* [WHAT TO WORK ON]: Gather every line in the records below that contains the word "document".

Data entries:
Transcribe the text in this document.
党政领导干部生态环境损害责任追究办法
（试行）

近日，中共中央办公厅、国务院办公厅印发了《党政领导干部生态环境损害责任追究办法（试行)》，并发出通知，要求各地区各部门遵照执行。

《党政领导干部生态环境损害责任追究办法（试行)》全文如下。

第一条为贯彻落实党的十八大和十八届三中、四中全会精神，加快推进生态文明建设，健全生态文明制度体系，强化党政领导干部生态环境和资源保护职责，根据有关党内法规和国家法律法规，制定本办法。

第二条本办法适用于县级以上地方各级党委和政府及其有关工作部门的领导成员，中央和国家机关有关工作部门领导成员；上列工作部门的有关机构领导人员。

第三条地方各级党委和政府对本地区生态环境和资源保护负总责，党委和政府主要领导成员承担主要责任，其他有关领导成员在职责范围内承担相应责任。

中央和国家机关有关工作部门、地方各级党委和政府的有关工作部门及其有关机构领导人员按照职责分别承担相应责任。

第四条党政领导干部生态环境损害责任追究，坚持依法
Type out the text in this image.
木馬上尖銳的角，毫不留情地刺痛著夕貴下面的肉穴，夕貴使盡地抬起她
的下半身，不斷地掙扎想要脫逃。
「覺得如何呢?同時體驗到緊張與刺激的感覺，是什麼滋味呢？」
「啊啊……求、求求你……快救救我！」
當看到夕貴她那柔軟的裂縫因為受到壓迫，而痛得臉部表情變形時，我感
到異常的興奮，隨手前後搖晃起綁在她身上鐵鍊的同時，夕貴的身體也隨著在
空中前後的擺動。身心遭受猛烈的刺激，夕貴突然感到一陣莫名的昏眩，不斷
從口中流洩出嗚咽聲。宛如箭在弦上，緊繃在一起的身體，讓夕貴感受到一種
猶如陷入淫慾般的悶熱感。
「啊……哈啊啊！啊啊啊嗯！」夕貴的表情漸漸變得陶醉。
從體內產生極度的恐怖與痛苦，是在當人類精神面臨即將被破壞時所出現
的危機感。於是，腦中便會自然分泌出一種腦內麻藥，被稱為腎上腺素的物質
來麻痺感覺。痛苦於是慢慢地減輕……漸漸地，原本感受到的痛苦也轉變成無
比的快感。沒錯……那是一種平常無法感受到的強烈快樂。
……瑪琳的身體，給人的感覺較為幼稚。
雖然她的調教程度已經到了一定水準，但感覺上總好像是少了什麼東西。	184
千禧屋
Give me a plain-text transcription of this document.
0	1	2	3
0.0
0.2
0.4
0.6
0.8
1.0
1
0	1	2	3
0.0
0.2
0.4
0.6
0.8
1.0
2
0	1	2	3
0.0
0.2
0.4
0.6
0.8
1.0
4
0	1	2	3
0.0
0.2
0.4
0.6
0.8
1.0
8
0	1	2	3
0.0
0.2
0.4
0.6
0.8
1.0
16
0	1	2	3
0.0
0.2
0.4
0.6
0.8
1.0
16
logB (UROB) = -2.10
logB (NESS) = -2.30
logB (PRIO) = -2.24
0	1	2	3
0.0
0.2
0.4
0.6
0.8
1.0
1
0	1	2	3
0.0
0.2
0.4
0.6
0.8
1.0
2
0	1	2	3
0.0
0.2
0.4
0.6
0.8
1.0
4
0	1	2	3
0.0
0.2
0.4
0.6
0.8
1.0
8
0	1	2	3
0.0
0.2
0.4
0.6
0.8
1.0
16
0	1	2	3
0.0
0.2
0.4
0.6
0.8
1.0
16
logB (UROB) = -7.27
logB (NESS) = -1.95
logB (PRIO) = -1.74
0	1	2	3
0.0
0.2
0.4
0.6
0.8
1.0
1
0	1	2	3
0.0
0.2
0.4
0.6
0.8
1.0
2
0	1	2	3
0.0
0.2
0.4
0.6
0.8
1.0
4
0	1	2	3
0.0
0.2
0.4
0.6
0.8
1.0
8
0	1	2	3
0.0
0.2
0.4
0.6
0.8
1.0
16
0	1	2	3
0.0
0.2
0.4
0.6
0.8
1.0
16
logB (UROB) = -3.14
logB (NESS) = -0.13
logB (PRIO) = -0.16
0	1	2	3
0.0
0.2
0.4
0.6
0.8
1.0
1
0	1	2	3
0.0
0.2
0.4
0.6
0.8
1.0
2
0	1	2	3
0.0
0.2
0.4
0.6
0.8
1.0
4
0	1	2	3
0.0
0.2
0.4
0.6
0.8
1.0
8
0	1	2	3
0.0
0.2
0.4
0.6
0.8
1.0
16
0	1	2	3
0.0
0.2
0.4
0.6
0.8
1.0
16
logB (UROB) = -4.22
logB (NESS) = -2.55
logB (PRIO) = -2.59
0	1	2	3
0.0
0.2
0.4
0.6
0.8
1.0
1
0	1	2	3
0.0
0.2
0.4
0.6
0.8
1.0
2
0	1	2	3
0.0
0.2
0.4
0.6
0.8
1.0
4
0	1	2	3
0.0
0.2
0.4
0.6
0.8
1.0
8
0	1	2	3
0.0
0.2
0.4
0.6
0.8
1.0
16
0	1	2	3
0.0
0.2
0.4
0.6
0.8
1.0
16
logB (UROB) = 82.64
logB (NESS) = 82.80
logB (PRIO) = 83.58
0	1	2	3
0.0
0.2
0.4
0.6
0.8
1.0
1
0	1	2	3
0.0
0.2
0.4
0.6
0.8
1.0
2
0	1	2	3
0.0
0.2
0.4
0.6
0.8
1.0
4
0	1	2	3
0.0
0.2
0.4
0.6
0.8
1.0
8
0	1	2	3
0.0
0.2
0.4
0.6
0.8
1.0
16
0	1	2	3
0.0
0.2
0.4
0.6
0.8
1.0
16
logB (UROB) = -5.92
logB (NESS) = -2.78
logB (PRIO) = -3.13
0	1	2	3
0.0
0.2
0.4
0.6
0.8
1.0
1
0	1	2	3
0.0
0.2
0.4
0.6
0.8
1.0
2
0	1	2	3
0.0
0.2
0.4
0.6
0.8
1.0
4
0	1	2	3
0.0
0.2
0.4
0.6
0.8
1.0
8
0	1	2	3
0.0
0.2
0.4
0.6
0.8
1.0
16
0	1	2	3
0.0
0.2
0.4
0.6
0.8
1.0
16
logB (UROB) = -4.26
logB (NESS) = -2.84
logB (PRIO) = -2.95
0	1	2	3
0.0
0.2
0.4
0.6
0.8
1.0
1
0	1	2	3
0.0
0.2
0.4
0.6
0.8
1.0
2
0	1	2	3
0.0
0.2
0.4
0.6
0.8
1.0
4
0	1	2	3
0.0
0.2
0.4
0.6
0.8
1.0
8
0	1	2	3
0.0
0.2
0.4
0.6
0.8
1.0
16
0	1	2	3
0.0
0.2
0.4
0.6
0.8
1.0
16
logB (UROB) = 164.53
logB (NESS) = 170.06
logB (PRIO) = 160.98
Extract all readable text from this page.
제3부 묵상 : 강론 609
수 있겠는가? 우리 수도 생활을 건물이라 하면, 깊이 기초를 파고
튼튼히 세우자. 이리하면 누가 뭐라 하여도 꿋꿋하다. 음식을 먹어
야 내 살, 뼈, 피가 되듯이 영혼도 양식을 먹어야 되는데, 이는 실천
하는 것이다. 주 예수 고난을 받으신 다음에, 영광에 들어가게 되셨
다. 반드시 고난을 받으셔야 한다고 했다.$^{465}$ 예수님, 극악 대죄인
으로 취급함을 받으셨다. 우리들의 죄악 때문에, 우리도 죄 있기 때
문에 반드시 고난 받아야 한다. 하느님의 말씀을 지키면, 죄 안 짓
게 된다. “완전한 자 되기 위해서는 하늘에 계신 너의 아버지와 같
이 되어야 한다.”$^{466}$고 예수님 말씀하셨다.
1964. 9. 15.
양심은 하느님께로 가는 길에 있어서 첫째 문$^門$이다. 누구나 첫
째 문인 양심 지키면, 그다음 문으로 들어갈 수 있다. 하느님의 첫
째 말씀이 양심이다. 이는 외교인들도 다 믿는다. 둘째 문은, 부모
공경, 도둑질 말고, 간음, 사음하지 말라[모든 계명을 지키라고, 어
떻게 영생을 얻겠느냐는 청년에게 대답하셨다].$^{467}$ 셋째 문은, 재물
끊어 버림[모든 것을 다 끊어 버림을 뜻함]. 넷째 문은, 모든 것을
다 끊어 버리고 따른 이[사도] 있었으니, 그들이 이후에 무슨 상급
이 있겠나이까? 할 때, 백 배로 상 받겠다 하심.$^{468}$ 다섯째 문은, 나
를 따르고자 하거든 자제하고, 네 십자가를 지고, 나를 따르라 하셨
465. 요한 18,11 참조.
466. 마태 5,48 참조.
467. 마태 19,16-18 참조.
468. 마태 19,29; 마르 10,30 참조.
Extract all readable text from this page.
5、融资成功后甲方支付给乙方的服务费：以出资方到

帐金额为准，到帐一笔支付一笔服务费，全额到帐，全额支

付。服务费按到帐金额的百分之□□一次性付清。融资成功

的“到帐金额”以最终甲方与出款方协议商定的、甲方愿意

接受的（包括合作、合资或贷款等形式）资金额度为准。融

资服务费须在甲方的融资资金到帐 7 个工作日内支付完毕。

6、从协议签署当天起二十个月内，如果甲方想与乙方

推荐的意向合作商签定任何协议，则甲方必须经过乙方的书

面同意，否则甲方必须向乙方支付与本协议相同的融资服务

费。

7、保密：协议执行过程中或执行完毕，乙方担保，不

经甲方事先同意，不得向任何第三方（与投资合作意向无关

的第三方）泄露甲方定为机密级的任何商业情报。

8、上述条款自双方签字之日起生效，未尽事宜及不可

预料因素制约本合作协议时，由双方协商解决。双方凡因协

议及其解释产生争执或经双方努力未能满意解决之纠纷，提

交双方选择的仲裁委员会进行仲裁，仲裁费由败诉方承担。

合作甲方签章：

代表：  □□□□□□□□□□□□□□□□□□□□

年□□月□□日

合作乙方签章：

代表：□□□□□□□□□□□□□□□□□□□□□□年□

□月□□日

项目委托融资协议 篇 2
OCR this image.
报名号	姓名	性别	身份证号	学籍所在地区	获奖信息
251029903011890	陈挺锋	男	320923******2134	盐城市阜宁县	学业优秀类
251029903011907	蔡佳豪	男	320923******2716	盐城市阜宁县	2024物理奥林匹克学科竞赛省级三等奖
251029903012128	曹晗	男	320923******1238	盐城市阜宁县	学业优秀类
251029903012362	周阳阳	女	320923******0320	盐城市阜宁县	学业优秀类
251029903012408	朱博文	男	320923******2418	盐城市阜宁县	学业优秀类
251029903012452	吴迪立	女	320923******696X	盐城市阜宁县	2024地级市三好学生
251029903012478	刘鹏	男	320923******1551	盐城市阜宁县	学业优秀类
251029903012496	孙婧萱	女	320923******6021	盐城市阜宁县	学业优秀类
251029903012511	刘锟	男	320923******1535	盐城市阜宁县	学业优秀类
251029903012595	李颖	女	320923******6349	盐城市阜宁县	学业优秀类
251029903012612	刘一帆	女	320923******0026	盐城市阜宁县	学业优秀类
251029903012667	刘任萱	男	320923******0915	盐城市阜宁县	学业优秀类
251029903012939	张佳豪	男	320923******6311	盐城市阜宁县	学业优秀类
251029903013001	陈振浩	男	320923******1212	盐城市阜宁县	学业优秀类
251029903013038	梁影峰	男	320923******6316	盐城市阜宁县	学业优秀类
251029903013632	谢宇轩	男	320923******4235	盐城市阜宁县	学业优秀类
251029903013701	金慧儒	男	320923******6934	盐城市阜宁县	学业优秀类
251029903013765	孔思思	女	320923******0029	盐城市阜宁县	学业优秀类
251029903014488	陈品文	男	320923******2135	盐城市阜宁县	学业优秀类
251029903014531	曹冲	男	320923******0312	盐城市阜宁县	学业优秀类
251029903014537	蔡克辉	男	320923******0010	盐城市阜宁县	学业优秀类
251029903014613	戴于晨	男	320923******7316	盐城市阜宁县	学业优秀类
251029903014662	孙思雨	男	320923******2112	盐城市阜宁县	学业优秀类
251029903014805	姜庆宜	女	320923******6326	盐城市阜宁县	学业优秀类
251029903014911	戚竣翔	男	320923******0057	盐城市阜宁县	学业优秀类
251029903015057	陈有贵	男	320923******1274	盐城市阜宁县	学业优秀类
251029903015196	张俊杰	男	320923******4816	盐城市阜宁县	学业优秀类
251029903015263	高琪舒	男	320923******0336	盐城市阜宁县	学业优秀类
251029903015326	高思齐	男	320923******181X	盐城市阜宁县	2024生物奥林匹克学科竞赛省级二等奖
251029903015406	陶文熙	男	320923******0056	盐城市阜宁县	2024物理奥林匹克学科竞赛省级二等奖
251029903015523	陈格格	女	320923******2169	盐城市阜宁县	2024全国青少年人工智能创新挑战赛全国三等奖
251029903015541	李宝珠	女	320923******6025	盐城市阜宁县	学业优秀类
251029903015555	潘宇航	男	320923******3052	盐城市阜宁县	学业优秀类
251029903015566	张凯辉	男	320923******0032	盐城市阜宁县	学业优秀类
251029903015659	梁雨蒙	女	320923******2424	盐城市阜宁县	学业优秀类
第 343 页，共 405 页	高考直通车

* [TASK RESULT]:
Transcribe the text in this document.
Give me a plain-text transcription of this document.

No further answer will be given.